[Collected data entries]
==================================================

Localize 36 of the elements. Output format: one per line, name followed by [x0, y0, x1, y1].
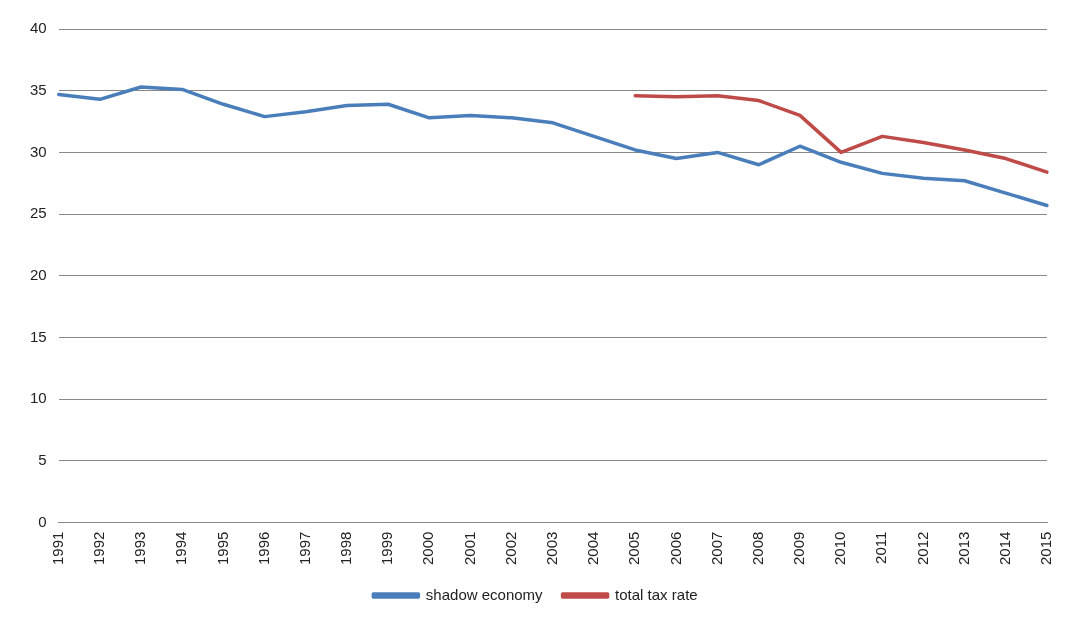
- x-tick-label: 1995: [213, 531, 231, 566]
- y-tick-label: 30: [30, 142, 47, 160]
- y-tick-label: 25: [30, 204, 47, 222]
- x-tick-label: 2001: [460, 531, 478, 566]
- x-tick-label: 2005: [625, 531, 643, 566]
- x-tick-label: 1999: [378, 531, 396, 566]
- x-tick-label: 1992: [90, 531, 108, 566]
- x-tick-label: 2015: [1037, 531, 1055, 566]
- legend-label: total tax rate: [615, 585, 698, 603]
- x-tick-label: 1993: [131, 531, 149, 566]
- x-tick-label: 2008: [748, 531, 766, 566]
- x-tick-label: 2014: [995, 531, 1013, 566]
- y-tick-label: 15: [30, 327, 47, 345]
- x-tick-label: 2013: [954, 531, 972, 566]
- x-tick-label: 1996: [254, 531, 272, 566]
- x-tick-label: 1997: [295, 531, 313, 566]
- x-tick-label: 2011: [872, 531, 890, 564]
- x-tick-label: 1998: [337, 531, 355, 566]
- y-tick-label: 5: [38, 451, 47, 469]
- x-tick-label: 2012: [913, 531, 931, 566]
- x-tick-label: 2007: [707, 531, 725, 566]
- y-tick-label: 10: [30, 389, 47, 407]
- x-tick-label: 2004: [584, 531, 602, 566]
- y-tick-label: 40: [30, 19, 47, 37]
- legend-label: shadow economy: [425, 585, 544, 603]
- x-tick-label: 2006: [666, 531, 684, 566]
- y-tick-label: 0: [38, 512, 47, 530]
- y-tick-label: 35: [30, 80, 47, 98]
- x-tick-label: 1994: [172, 531, 190, 566]
- x-tick-label: 2000: [419, 531, 437, 566]
- x-tick-label: 2010: [831, 531, 849, 566]
- x-tick-label: 1991: [48, 531, 66, 566]
- x-tick-label: 2002: [501, 531, 519, 566]
- x-tick-label: 2003: [542, 531, 560, 566]
- y-tick-label: 20: [30, 265, 47, 283]
- x-tick-label: 2009: [790, 531, 808, 566]
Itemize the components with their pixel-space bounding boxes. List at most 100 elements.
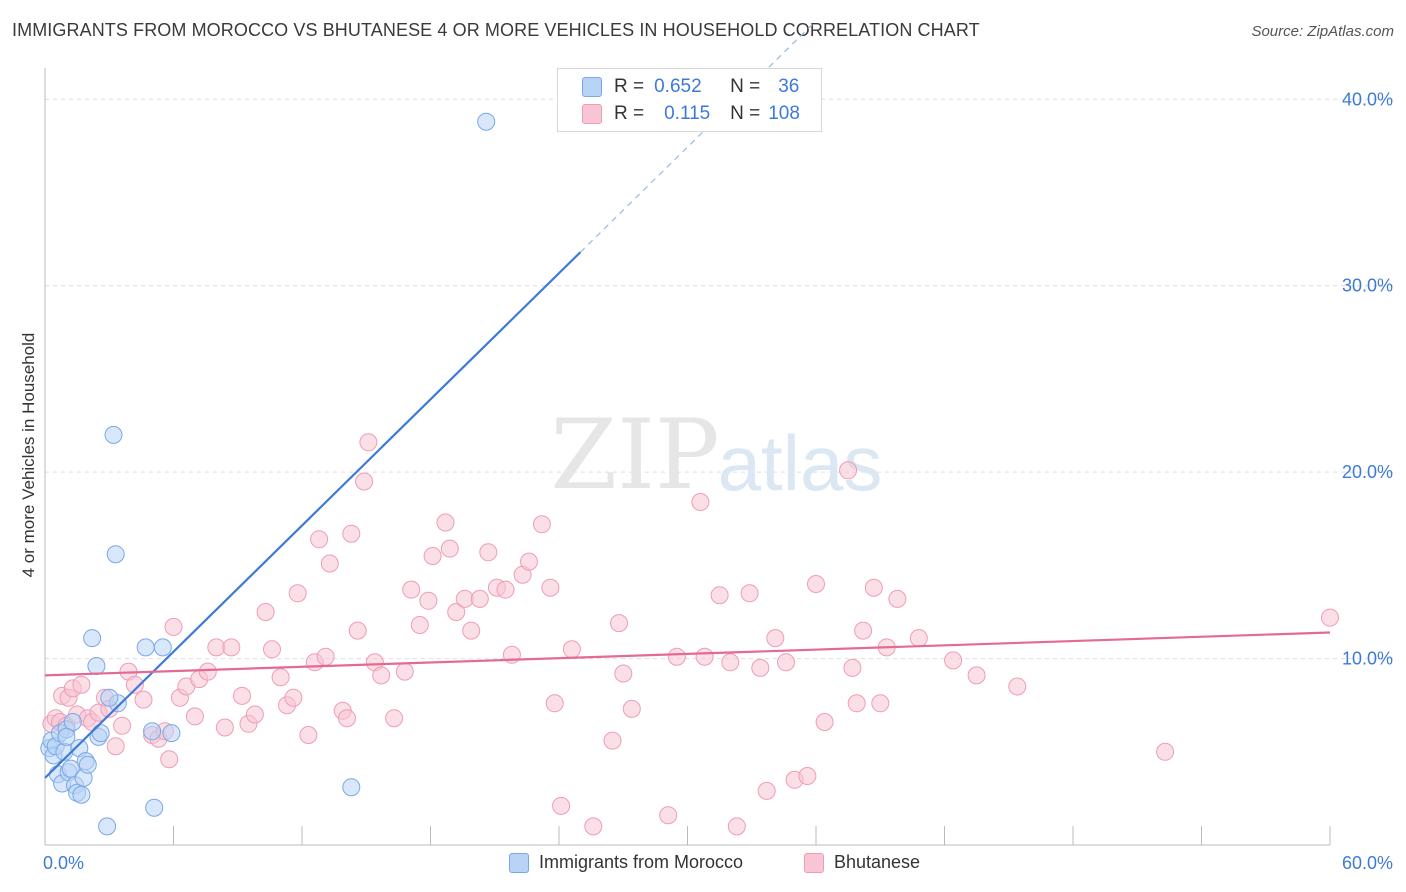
legend-r-value: 0.115	[664, 103, 711, 124]
series-swatch-bhutanese	[804, 852, 824, 873]
bhutanese-point	[402, 580, 421, 599]
bhutanese-point	[909, 629, 928, 648]
bhutanese-point	[622, 699, 641, 718]
bhutanese-point	[843, 658, 862, 677]
bhutanese-point	[552, 796, 571, 815]
bhutanese-point	[160, 750, 179, 769]
legend-r-label: R =	[614, 76, 645, 97]
bhutanese-point	[798, 767, 817, 785]
bhutanese-point	[359, 433, 378, 452]
morocco-point	[57, 727, 76, 746]
bhutanese-point	[215, 718, 234, 737]
bhutanese-point	[766, 629, 785, 648]
bhutanese-point	[423, 547, 442, 565]
bhutanese-point	[72, 675, 91, 694]
bhutanese-point	[470, 589, 489, 608]
bhutanese-point	[562, 640, 581, 659]
legend-n-label: N =	[730, 76, 761, 97]
bhutanese-point	[610, 614, 628, 633]
chart-title: IMMIGRANTS FROM MOROCCO VS BHUTANESE 4 O…	[12, 20, 980, 40]
correlation-legend: R = 0.652 N = 36 R = 0.115 N = 108	[557, 68, 822, 132]
bhutanese-point	[299, 726, 318, 744]
series-label-bhutanese: Bhutanese	[834, 852, 921, 872]
bhutanese-point	[207, 638, 226, 657]
bhutanese-point	[520, 552, 538, 571]
y-tick-label: 10.0%	[1342, 649, 1393, 669]
bhutanese-point	[447, 603, 466, 621]
bhutanese-point	[864, 578, 883, 597]
morocco-trend-line	[44, 251, 582, 779]
morocco-point	[477, 112, 496, 131]
series-legend-morocco[interactable]: Immigrants from Morocco	[509, 852, 743, 873]
bhutanese-point	[436, 513, 455, 532]
bhutanese-point	[839, 461, 858, 480]
series-legend: Immigrants from Morocco Bhutanese	[0, 852, 1406, 878]
bhutanese-point	[603, 731, 622, 750]
morocco-point	[162, 724, 181, 743]
x-tick-label: 60.0%	[1342, 853, 1393, 873]
bhutanese-point	[310, 530, 329, 549]
y-tick-label: 40.0%	[1342, 89, 1393, 109]
bhutanese-point	[1156, 742, 1175, 761]
bhutanese-point	[854, 621, 873, 640]
bhutanese-point	[757, 781, 776, 800]
series-label-morocco: Immigrants from Morocco	[539, 852, 744, 872]
bhutanese-point	[888, 589, 907, 608]
morocco-point	[83, 629, 102, 648]
bhutanese-point	[419, 591, 438, 610]
bhutanese-point	[222, 638, 241, 657]
trend-lines	[44, 20, 1331, 779]
morocco-point	[145, 798, 164, 817]
bhutanese-point	[721, 653, 740, 672]
bhutanese-point	[106, 737, 125, 756]
morocco-point	[153, 638, 172, 657]
bhutanese-point	[584, 817, 603, 836]
legend-row-bhutanese: R = 0.115 N = 108	[558, 101, 800, 127]
bhutanese-point	[871, 694, 890, 713]
watermark: ZIP atlas	[550, 399, 882, 511]
bhutanese-point	[659, 806, 678, 825]
bhutanese-point	[691, 493, 710, 511]
bhutanese-point	[710, 586, 729, 605]
bhutanese-point	[545, 694, 564, 713]
morocco-point	[98, 817, 117, 836]
legend-n-value: 36	[778, 76, 800, 97]
y-tick-label: 20.0%	[1342, 462, 1393, 482]
bhutanese-point	[342, 524, 361, 543]
bhutanese-point	[695, 647, 714, 666]
bhutanese-point	[125, 675, 144, 694]
bhutanese-point	[727, 817, 746, 836]
bhutanese-point	[479, 543, 498, 562]
bhutanese-point	[385, 709, 404, 728]
bhutanese-point	[967, 666, 986, 685]
bhutanese-point	[113, 716, 132, 735]
bhutanese-point	[256, 603, 275, 621]
x-tick-label: 0.0%	[43, 853, 84, 873]
legend-swatch-morocco	[582, 77, 602, 97]
bhutanese-point	[614, 664, 633, 683]
legend-r-label: R =	[614, 103, 645, 124]
bhutanese-point	[532, 515, 551, 534]
series-legend-bhutanese[interactable]: Bhutanese	[804, 852, 920, 873]
bhutanese-point	[372, 666, 391, 685]
watermark-atlas: atlas	[718, 419, 883, 507]
bhutanese-point	[496, 580, 515, 599]
bhutanese-point	[355, 472, 374, 491]
y-tick-label: 30.0%	[1342, 276, 1393, 296]
bhutanese-point	[198, 662, 217, 681]
bhutanese-point	[134, 690, 153, 709]
bhutanese-point	[185, 707, 204, 726]
morocco-point	[91, 724, 110, 743]
bhutanese-point	[338, 709, 356, 728]
bhutanese-point	[667, 647, 686, 666]
bhutanese-point	[541, 578, 560, 597]
bhutanese-point	[271, 668, 290, 687]
bhutanese-point	[1321, 608, 1339, 627]
bhutanese-point	[847, 694, 866, 713]
watermark-zip: ZIP	[550, 399, 719, 511]
legend-n-label: N =	[730, 103, 761, 124]
bhutanese-point	[751, 658, 770, 677]
morocco-trend-extension	[579, 20, 817, 253]
bhutanese-point	[410, 616, 429, 634]
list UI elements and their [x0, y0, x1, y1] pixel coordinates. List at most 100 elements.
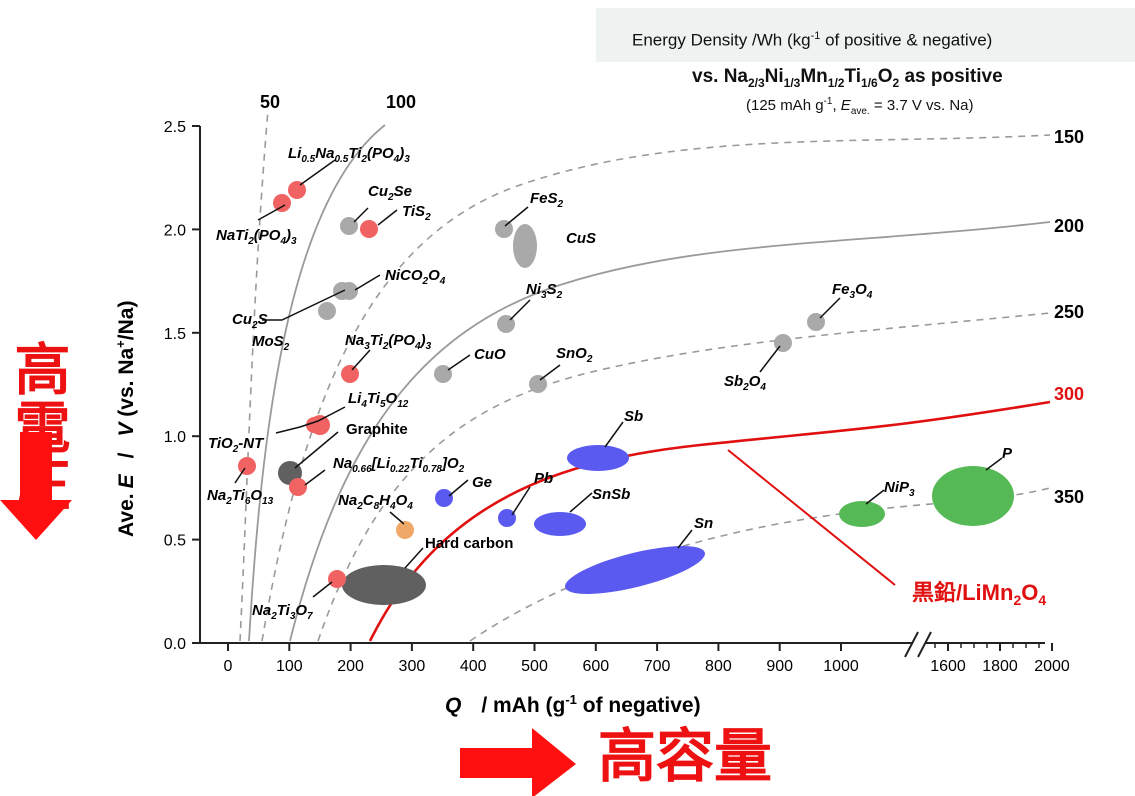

==================================================

Arrange every line of the entries above as a numbered list, leaving out blank lines. Don't include the pictures in your answer.

1. Localize 36 of the elements. Output format: one per line, name followed by [x0, y0, x1, y1].
2. - x-tick-label: 1995: [213, 531, 231, 566]
3. - y-tick-label: 30: [30, 142, 47, 160]
4. - y-tick-label: 25: [30, 204, 47, 222]
5. - x-tick-label: 2001: [460, 531, 478, 566]
6. - x-tick-label: 2005: [625, 531, 643, 566]
7. - x-tick-label: 1999: [378, 531, 396, 566]
8. - x-tick-label: 1992: [90, 531, 108, 566]
9. - x-tick-label: 2015: [1037, 531, 1055, 566]
10. - legend-label: total tax rate: [615, 585, 698, 603]
11. - x-tick-label: 1993: [131, 531, 149, 566]
12. - x-tick-label: 2008: [748, 531, 766, 566]
13. - x-tick-label: 2014: [995, 531, 1013, 566]
14. - y-tick-label: 15: [30, 327, 47, 345]
15. - x-tick-label: 2013: [954, 531, 972, 566]
16. - x-tick-label: 1996: [254, 531, 272, 566]
17. - x-tick-label: 1997: [295, 531, 313, 566]
18. - x-tick-label: 2011: [872, 531, 890, 564]
19. - x-tick-label: 1998: [337, 531, 355, 566]
20. - y-tick-label: 5: [38, 451, 47, 469]
21. - x-tick-label: 2012: [913, 531, 931, 566]
22. - x-tick-label: 2007: [707, 531, 725, 566]
23. - y-tick-label: 10: [30, 389, 47, 407]
24. - x-tick-label: 2004: [584, 531, 602, 566]
25. - y-tick-label: 40: [30, 19, 47, 37]
26. - legend-label: shadow economy: [425, 585, 544, 603]
27. - x-tick-label: 2006: [666, 531, 684, 566]
28. - y-tick-label: 0: [38, 512, 47, 530]
29. - y-tick-label: 35: [30, 80, 47, 98]
30. - x-tick-label: 1994: [172, 531, 190, 566]
31. - x-tick-label: 2000: [419, 531, 437, 566]
32. - x-tick-label: 2010: [831, 531, 849, 566]
33. - x-tick-label: 1991: [48, 531, 66, 566]
34. - x-tick-label: 2002: [501, 531, 519, 566]
35. - x-tick-label: 2003: [542, 531, 560, 566]
36. - y-tick-label: 20: [30, 265, 47, 283]
37. - x-tick-label: 2009: [790, 531, 808, 566]
38. Itemize the components with their pixel-space bounding boxes. List at most 100 elements.
39. legend-r-value: 0.115	[664, 103, 711, 124]
40. series-swatch-bhutanese	[804, 852, 824, 873]
41. bhutanese-point	[402, 580, 421, 599]
42. bhutanese-point	[909, 629, 928, 648]
43. bhutanese-point	[622, 699, 641, 718]
44. bhutanese-point	[843, 658, 862, 677]
45. bhutanese-point	[552, 796, 571, 815]
46. bhutanese-point	[160, 750, 179, 769]
47. legend-r-label: R =	[614, 76, 645, 97]
48. bhutanese-point	[798, 767, 817, 785]
49. bhutanese-point	[359, 433, 378, 452]
50. morocco-point	[57, 727, 76, 746]
51. bhutanese-point	[215, 718, 234, 737]
52. bhutanese-point	[766, 629, 785, 648]
53. bhutanese-point	[423, 547, 442, 565]
54. bhutanese-point	[72, 675, 91, 694]
55. bhutanese-point	[470, 589, 489, 608]
56. bhutanese-point	[562, 640, 581, 659]
57. legend-n-label: N =	[730, 76, 761, 97]
58. bhutanese-point	[610, 614, 628, 633]
59. chart-title: IMMIGRANTS FROM MOROCCO VS BHUTANESE 4 O…	[12, 20, 980, 40]
60. correlation-legend: R = 0.652 N = 36 R = 0.115 N = 108	[557, 68, 822, 132]
61. bhutanese-point	[299, 726, 318, 744]
62. series-label-bhutanese: Bhutanese	[834, 852, 921, 872]
63. bhutanese-point	[207, 638, 226, 657]
64. bhutanese-point	[520, 552, 538, 571]
65. y-tick-label: 10.0%	[1342, 649, 1393, 669]
66. bhutanese-point	[447, 603, 466, 621]
67. bhutanese-point	[864, 578, 883, 597]
68. morocco-trend-line	[44, 251, 582, 779]
69. morocco-point	[477, 112, 496, 131]
70. series-legend-morocco[interactable]: Immigrants from Morocco	[509, 852, 743, 873]
71. bhutanese-point	[436, 513, 455, 532]
72. bhutanese-point	[839, 461, 858, 480]
73. series-legend: Immigrants from Morocco Bhutanese	[0, 852, 1406, 878]
74. bhutanese-point	[603, 731, 622, 750]
75. morocco-point	[162, 724, 181, 743]
76. x-tick-label: 60.0%	[1342, 853, 1393, 873]
77. bhutanese-point	[310, 530, 329, 549]
78. y-tick-label: 40.0%	[1342, 89, 1393, 109]
79. bhutanese-point	[1156, 742, 1175, 761]
80. bhutanese-point	[854, 621, 873, 640]
81. bhutanese-point	[757, 781, 776, 800]
82. series-label-morocco: Immigrants from Morocco	[539, 852, 744, 872]
83. bhutanese-point	[888, 589, 907, 608]
84. morocco-point	[83, 629, 102, 648]
85. bhutanese-point	[419, 591, 438, 610]
86. bhutanese-point	[222, 638, 241, 657]
87. trend-lines	[44, 20, 1331, 779]
88. morocco-point	[145, 798, 164, 817]
89. bhutanese-point	[721, 653, 740, 672]
90. bhutanese-point	[106, 737, 125, 756]
91. morocco-point	[153, 638, 172, 657]
92. bhutanese-point	[584, 817, 603, 836]
93. legend-row-bhutanese: R = 0.115 N = 108	[558, 101, 800, 127]
94. bhutanese-point	[871, 694, 890, 713]
95. watermark: ZIP atlas	[550, 399, 882, 511]
96. bhutanese-point	[659, 806, 678, 825]
97. bhutanese-point	[691, 493, 710, 511]
98. bhutanese-point	[710, 586, 729, 605]
99. bhutanese-point	[545, 694, 564, 713]
100. morocco-point	[98, 817, 117, 836]
101. legend-n-value: 36	[778, 76, 800, 97]
102. y-tick-label: 20.0%	[1342, 462, 1393, 482]
103. bhutanese-point	[342, 524, 361, 543]
104. bhutanese-point	[695, 647, 714, 666]
105. bhutanese-point	[125, 675, 144, 694]
106. bhutanese-point	[727, 817, 746, 836]
107. bhutanese-point	[479, 543, 498, 562]
108. bhutanese-point	[385, 709, 404, 728]
109. bhutanese-point	[967, 666, 986, 685]
110. bhutanese-point	[113, 716, 132, 735]
111. bhutanese-point	[256, 603, 275, 621]
112. x-tick-label: 0.0%	[43, 853, 84, 873]
113. legend-swatch-morocco	[582, 77, 602, 97]
114. bhutanese-point	[614, 664, 633, 683]
115. legend-r-label: R =	[614, 103, 645, 124]
116. bhutanese-point	[532, 515, 551, 534]
117. series-legend-bhutanese[interactable]: Bhutanese	[804, 852, 920, 873]
118. bhutanese-point	[372, 666, 391, 685]
119. watermark-atlas: atlas	[718, 419, 883, 507]
120. bhutanese-point	[496, 580, 515, 599]
121. bhutanese-point	[355, 472, 374, 491]
122. y-tick-label: 30.0%	[1342, 276, 1393, 296]
123. bhutanese-point	[198, 662, 217, 681]
124. bhutanese-point	[134, 690, 153, 709]
125. bhutanese-point	[185, 707, 204, 726]
126. morocco-point	[91, 724, 110, 743]
127. bhutanese-point	[338, 709, 356, 728]
128. bhutanese-point	[667, 647, 686, 666]
129. bhutanese-point	[541, 578, 560, 597]
130. bhutanese-point	[271, 668, 290, 687]
131. bhutanese-point	[1321, 608, 1339, 627]
132. bhutanese-point	[847, 694, 866, 713]
133. watermark-zip: ZIP	[550, 399, 719, 511]
134. legend-n-label: N =	[730, 103, 761, 124]
135. bhutanese-point	[751, 658, 770, 677]
136. morocco-trend-extension	[579, 20, 817, 253]
137. bhutanese-point	[410, 616, 429, 634]
138. list UI elements and their [x0, y0, x1, y1] pixel coordinates. List at most 100 elements.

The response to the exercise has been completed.